━━━ EXTRACTED RECORDS
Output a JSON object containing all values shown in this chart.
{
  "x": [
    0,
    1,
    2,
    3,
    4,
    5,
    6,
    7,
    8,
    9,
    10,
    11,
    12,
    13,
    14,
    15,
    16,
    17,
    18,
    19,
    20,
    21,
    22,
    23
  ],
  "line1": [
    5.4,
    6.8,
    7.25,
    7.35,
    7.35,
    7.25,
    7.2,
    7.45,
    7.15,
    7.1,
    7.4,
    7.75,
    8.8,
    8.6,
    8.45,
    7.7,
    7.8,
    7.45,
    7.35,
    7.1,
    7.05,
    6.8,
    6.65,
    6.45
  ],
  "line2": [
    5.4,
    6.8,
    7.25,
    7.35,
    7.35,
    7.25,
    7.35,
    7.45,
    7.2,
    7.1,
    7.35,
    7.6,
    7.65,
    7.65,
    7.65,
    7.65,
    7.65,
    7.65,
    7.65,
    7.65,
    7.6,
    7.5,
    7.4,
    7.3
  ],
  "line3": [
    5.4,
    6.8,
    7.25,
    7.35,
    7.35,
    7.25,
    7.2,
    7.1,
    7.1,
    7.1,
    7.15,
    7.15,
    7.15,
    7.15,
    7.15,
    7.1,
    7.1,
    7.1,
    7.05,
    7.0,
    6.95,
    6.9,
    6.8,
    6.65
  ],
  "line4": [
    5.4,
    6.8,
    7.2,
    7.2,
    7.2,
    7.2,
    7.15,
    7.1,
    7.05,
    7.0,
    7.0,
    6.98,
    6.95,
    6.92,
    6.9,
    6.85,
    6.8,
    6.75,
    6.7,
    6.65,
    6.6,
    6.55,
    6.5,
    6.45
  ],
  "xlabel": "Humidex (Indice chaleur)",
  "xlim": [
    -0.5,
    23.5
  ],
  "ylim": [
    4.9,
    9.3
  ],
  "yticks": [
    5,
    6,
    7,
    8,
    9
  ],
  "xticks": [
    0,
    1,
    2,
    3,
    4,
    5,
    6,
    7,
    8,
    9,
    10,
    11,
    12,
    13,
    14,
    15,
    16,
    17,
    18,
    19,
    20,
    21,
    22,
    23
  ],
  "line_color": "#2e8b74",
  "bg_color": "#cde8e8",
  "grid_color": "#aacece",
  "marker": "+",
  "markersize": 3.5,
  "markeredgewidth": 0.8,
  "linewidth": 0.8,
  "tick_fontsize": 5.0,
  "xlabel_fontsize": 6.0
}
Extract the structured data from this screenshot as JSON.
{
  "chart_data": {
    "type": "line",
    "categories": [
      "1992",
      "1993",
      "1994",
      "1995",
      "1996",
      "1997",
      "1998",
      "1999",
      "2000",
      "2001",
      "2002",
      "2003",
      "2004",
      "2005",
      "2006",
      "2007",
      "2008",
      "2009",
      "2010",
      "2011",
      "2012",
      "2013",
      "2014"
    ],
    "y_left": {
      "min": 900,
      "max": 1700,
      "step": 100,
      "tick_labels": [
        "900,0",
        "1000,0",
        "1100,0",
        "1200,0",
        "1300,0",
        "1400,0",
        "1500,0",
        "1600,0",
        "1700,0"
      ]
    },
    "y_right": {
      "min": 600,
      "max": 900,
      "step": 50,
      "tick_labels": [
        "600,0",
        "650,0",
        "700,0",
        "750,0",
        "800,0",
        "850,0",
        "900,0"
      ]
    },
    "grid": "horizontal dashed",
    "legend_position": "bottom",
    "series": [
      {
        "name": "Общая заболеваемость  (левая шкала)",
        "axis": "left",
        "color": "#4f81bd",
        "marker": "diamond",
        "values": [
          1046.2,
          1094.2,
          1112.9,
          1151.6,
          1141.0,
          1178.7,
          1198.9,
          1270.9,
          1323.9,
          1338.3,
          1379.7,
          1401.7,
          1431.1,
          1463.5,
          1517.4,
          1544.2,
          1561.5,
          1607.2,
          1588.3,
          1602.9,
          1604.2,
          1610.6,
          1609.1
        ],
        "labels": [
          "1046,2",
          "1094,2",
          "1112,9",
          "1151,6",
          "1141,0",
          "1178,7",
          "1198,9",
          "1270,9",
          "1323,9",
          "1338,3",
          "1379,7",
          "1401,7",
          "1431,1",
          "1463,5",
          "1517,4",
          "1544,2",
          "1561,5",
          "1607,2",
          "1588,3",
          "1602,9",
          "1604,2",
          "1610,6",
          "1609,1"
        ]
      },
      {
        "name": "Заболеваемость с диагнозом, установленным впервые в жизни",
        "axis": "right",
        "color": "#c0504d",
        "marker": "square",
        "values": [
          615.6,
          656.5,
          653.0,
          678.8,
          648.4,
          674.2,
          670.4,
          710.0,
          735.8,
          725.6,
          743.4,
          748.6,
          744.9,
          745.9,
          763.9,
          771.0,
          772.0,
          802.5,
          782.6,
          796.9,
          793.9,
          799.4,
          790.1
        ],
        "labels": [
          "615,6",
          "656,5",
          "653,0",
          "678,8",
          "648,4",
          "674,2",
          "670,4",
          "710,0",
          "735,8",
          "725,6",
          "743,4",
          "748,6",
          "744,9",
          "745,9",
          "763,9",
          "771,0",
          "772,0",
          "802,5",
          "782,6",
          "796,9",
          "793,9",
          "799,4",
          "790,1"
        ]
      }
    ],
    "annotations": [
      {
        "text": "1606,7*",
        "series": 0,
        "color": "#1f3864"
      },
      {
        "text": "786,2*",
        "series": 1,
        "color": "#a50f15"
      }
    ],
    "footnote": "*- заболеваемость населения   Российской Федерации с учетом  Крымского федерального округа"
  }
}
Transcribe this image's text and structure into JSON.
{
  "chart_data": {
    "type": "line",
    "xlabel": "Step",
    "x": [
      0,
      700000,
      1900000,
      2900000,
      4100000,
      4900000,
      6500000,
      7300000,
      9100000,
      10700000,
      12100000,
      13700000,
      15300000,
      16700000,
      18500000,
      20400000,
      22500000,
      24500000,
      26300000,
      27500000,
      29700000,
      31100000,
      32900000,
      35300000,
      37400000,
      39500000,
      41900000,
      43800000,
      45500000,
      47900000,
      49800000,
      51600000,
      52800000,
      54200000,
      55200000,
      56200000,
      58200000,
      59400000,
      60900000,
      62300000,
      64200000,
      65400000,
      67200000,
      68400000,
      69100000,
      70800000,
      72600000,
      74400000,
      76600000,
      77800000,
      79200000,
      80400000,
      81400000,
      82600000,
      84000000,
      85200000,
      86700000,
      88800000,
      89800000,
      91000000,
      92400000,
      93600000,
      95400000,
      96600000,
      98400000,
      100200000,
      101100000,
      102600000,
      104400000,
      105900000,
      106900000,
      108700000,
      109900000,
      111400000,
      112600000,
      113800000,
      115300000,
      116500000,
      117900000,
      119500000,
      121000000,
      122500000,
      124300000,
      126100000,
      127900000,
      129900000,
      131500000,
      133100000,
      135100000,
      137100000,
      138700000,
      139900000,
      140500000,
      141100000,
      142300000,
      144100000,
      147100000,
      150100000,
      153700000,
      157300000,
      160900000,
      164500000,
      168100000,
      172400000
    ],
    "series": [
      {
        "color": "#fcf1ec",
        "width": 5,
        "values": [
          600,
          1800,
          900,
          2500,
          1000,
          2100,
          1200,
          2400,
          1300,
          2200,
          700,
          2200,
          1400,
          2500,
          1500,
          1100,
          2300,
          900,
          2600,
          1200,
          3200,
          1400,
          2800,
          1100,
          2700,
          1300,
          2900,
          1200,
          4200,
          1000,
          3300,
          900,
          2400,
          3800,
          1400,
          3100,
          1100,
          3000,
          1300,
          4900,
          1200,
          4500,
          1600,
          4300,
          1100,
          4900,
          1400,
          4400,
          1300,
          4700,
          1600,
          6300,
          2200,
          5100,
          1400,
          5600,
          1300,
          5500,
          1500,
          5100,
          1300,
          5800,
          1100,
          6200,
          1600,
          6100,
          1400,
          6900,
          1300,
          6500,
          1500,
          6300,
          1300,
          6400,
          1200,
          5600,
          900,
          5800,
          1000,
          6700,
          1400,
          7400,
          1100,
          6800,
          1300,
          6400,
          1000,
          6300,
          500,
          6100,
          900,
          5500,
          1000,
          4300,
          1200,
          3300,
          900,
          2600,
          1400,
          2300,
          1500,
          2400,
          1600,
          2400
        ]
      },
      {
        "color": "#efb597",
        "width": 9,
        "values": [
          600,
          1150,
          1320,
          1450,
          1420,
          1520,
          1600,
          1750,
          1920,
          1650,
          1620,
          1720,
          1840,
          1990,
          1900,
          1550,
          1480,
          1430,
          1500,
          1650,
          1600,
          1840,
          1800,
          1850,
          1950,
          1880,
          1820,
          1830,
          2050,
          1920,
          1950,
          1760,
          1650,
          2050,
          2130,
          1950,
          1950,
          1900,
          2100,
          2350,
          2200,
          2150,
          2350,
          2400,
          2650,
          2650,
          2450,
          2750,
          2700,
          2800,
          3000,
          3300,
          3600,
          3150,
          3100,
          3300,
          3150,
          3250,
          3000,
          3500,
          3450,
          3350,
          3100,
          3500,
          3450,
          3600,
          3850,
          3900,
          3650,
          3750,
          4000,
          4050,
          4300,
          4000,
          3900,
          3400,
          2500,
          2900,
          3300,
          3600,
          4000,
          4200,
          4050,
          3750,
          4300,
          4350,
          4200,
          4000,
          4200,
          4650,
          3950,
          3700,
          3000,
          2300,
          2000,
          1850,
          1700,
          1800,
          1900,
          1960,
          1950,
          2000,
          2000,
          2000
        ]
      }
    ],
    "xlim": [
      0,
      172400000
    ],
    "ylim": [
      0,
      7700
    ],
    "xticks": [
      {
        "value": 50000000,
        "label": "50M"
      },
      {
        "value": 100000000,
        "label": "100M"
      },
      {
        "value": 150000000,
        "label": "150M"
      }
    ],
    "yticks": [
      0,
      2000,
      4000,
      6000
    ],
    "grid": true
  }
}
━━━━━━
INSTRUCTIONS TO FOLLOW ▸ Lines that include the word "name" are to be extracted from the data above.

ANSWER FOR THIS EXERCISE ▸
        "name": "Общая заболеваемость  (левая шкала)",
        "name": "Заболеваемость с диагнозом, установленным впервые в жизни",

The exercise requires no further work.